**TASK STATEMENT**
Find each line with the string "رئیسی" and copy it.

◆ ◆ ◆ ◆ ◆ ◆ ◆

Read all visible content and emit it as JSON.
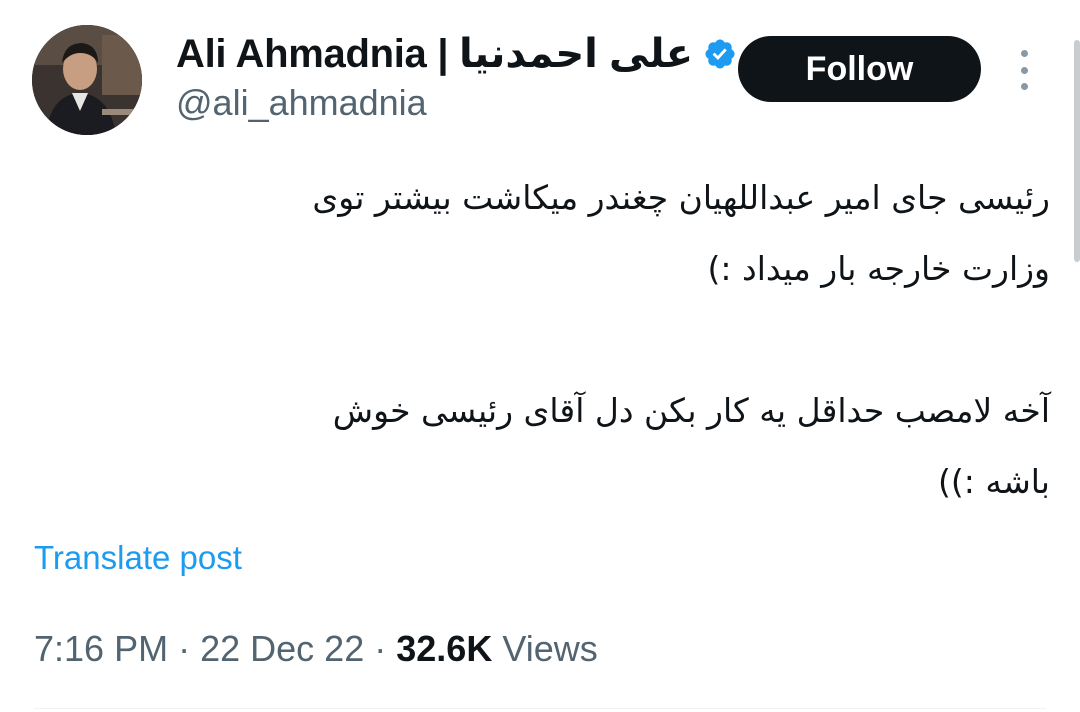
{
  "author": {
    "display_name": "Ali Ahmadnia | علی احمدنیا",
    "handle": "@ali_ahmadnia",
    "avatar_icon": "profile-photo",
    "verified_icon": "verified-badge-icon",
    "verified_color": "#1d9bf0"
  },
  "actions": {
    "follow_label": "Follow",
    "more_icon": "more-vertical-icon"
  },
  "tweet": {
    "lines": [
      "رئیسی جای امیر عبداللهیان چغندر میکاشت بیشتر توی",
      "وزارت خارجه بار میداد :)",
      "",
      "آخه لامصب حداقل یه کار بکن دل آقای رئیسی خوش",
      "باشه :))"
    ],
    "translate_label": "Translate post"
  },
  "meta": {
    "time": "7:16 PM",
    "date": "22 Dec 22",
    "separator": "·",
    "views_count": "32.6K",
    "views_label": "Views"
  },
  "colors": {
    "text_primary": "#0f1419",
    "text_secondary": "#536471",
    "link": "#1d9bf0",
    "button_bg": "#0f1419",
    "button_text": "#ffffff"
  }
}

◆ ◆ ◆ ◆ ◆ ◆ ◆

**RESPONSE**
      "رئیسی جای امیر عبداللهیان چغندر میکاشت بیشتر توی",
      "آخه لامصب حداقل یه کار بکن دل آقای رئیسی خوش",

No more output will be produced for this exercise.